What is asked | Reproduce verbatim the lines between the one containing "char-counter: 4/12 <box>661 305 691 320</box>" and the one containing "phone-preview: ●●●●● WeChat", inclusive.

--- Start of Information shown ---

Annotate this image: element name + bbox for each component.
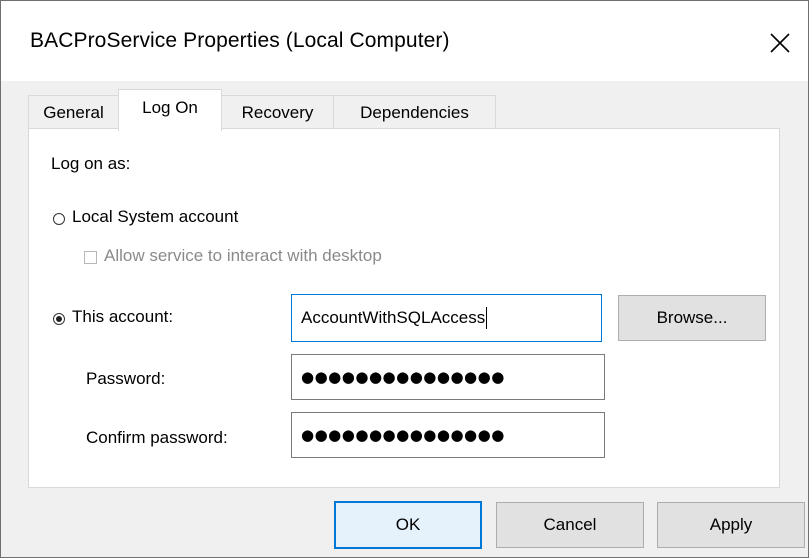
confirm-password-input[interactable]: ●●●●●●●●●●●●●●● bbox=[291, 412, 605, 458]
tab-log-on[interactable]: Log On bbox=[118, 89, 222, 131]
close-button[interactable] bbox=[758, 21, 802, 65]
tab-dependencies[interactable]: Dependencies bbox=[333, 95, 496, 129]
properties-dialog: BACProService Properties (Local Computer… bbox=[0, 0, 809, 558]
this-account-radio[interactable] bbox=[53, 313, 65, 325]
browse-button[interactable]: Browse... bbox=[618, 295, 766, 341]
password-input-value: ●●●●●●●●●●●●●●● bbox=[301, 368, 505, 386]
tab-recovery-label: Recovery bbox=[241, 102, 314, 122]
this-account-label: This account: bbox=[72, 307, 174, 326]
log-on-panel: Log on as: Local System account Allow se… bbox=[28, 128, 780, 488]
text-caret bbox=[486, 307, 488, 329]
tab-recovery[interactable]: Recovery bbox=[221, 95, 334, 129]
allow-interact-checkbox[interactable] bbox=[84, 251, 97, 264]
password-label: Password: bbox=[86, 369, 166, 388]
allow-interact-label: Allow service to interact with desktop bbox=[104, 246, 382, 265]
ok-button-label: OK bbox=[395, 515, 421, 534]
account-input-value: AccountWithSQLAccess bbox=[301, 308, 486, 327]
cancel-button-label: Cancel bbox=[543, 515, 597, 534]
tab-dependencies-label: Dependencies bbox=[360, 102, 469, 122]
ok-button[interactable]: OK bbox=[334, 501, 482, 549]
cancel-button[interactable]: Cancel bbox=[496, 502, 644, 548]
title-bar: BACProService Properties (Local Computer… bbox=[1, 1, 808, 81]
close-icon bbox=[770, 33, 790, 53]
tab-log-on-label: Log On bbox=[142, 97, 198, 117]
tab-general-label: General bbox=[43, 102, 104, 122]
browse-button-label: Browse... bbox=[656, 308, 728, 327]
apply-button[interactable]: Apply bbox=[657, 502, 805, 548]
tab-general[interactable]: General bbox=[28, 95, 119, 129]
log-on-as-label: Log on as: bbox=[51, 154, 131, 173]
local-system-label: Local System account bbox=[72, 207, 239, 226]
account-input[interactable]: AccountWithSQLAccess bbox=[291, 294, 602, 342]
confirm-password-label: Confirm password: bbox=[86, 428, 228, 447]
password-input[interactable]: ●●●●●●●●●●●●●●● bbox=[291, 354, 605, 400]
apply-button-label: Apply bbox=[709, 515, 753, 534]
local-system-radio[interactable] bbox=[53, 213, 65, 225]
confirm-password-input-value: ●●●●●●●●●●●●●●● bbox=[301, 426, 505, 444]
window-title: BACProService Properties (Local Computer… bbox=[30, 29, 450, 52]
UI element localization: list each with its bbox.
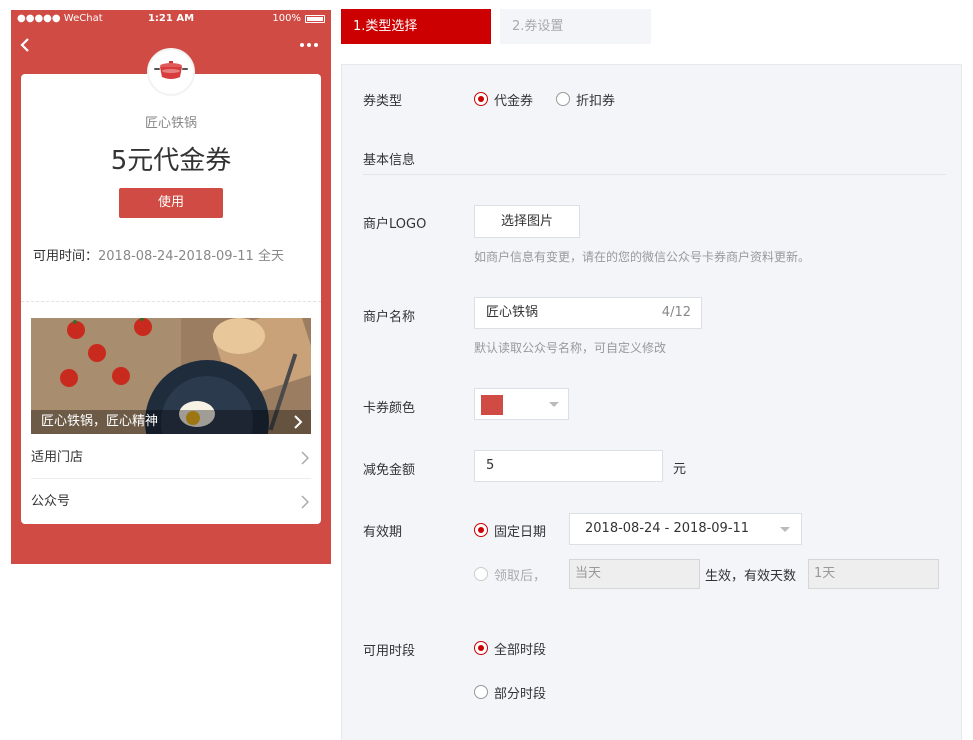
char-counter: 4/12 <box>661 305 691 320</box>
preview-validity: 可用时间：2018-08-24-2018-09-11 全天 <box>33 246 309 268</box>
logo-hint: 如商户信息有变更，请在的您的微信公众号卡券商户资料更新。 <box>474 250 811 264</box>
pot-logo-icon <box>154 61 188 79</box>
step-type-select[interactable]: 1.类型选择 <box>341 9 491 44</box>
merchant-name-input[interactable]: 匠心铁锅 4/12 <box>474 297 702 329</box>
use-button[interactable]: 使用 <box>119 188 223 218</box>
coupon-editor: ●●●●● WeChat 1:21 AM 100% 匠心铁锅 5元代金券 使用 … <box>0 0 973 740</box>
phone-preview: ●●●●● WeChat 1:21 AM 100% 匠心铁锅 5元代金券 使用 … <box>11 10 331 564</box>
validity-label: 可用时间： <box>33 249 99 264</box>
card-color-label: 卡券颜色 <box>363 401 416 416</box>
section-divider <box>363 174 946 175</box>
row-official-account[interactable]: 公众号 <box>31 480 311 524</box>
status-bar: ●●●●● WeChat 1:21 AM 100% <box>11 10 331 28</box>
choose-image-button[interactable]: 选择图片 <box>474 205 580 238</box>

--- End of Information shown ---

Response |
char-counter: 4/12 <box>661 305 691 320</box>
preview-validity: 可用时间：2018-08-24-2018-09-11 全天 <box>33 246 309 268</box>
logo-hint: 如商户信息有变更，请在的您的微信公众号卡券商户资料更新。 <box>474 250 811 264</box>
pot-logo-icon <box>154 61 188 79</box>
step-type-select[interactable]: 1.类型选择 <box>341 9 491 44</box>
merchant-name-input[interactable]: 匠心铁锅 4/12 <box>474 297 702 329</box>
use-button[interactable]: 使用 <box>119 188 223 218</box>
coupon-editor: ●●●●● WeChat 1:21 AM 100% 匠心铁锅 5元代金券 使用 … <box>0 0 973 740</box>
phone-preview: ●●●●● WeChat 1:21 AM 100% 匠心铁锅 5元代金券 使用 … <box>11 10 331 564</box>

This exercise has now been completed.